= Work instructions =
Set down each record exactly as written.

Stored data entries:
++++

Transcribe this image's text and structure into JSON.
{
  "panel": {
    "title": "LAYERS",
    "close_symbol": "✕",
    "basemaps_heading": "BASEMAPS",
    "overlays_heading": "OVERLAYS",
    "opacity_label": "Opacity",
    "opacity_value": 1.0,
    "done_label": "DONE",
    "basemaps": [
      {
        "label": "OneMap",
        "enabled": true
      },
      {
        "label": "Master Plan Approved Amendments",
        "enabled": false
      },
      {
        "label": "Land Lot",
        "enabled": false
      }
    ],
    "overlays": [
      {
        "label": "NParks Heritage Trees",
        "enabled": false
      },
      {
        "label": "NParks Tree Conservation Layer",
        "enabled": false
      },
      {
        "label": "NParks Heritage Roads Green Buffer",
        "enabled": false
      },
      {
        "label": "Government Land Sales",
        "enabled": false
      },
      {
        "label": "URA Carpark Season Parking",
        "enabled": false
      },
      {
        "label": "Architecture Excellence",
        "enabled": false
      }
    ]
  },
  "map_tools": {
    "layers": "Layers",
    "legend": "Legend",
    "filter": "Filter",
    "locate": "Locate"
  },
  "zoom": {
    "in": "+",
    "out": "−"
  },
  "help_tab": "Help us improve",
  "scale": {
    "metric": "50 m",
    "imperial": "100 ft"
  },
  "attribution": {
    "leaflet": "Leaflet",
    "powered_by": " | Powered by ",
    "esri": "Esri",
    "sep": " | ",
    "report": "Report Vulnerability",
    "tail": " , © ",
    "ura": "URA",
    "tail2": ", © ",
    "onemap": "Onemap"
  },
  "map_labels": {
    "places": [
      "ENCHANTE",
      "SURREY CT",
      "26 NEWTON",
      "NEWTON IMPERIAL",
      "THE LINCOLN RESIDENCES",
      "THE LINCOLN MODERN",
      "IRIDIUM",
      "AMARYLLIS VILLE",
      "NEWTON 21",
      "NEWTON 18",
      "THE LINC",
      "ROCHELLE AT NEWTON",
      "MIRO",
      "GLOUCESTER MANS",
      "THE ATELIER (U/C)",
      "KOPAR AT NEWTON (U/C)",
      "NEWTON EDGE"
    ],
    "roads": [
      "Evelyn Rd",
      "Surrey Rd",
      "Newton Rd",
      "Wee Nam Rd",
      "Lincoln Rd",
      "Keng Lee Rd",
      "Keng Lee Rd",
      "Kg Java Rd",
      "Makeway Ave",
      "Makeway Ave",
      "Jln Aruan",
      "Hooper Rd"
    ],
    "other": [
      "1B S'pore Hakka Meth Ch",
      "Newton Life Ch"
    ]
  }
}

++++

= Complete answer =
Transcribe this image's text and structure into JSON.
{
  "panel": {
    "title": "LAYERS",
    "close_symbol": "✕",
    "basemaps_heading": "BASEMAPS",
    "overlays_heading": "OVERLAYS",
    "opacity_label": "Opacity",
    "opacity_value": 1.0,
    "done_label": "DONE",
    "basemaps": [
      {
        "label": "OneMap",
        "enabled": true
      },
      {
        "label": "Master Plan Approved Amendments",
        "enabled": false
      },
      {
        "label": "Land Lot",
        "enabled": false
      }
    ],
    "overlays": [
      {
        "label": "NParks Heritage Trees",
        "enabled": false
      },
      {
        "label": "NParks Tree Conservation Layer",
        "enabled": false
      },
      {
        "label": "NParks Heritage Roads Green Buffer",
        "enabled": false
      },
      {
        "label": "Government Land Sales",
        "enabled": false
      },
      {
        "label": "URA Carpark Season Parking",
        "enabled": false
      },
      {
        "label": "Architecture Excellence",
        "enabled": false
      }
    ]
  },
  "map_tools": {
    "layers": "Layers",
    "legend": "Legend",
    "filter": "Filter",
    "locate": "Locate"
  },
  "zoom": {
    "in": "+",
    "out": "−"
  },
  "help_tab": "Help us improve",
  "scale": {
    "metric": "50 m",
    "imperial": "100 ft"
  },
  "attribution": {
    "leaflet": "Leaflet",
    "powered_by": " | Powered by ",
    "esri": "Esri",
    "sep": " | ",
    "report": "Report Vulnerability",
    "tail": " , © ",
    "ura": "URA",
    "tail2": ", © ",
    "onemap": "Onemap"
  },
  "map_labels": {
    "places": [
      "ENCHANTE",
      "SURREY CT",
      "26 NEWTON",
      "NEWTON IMPERIAL",
      "THE LINCOLN RESIDENCES",
      "THE LINCOLN MODERN",
      "IRIDIUM",
      "AMARYLLIS VILLE",
      "NEWTON 21",
      "NEWTON 18",
      "THE LINC",
      "ROCHELLE AT NEWTON",
      "MIRO",
      "GLOUCESTER MANS",
      "THE ATELIER (U/C)",
      "KOPAR AT NEWTON (U/C)",
      "NEWTON EDGE"
    ],
    "roads": [
      "Evelyn Rd",
      "Surrey Rd",
      "Newton Rd",
      "Wee Nam Rd",
      "Lincoln Rd",
      "Keng Lee Rd",
      "Keng Lee Rd",
      "Kg Java Rd",
      "Makeway Ave",
      "Makeway Ave",
      "Jln Aruan",
      "Hooper Rd"
    ],
    "other": [
      "1B S'pore Hakka Meth Ch",
      "Newton Life Ch"
    ]
  }
}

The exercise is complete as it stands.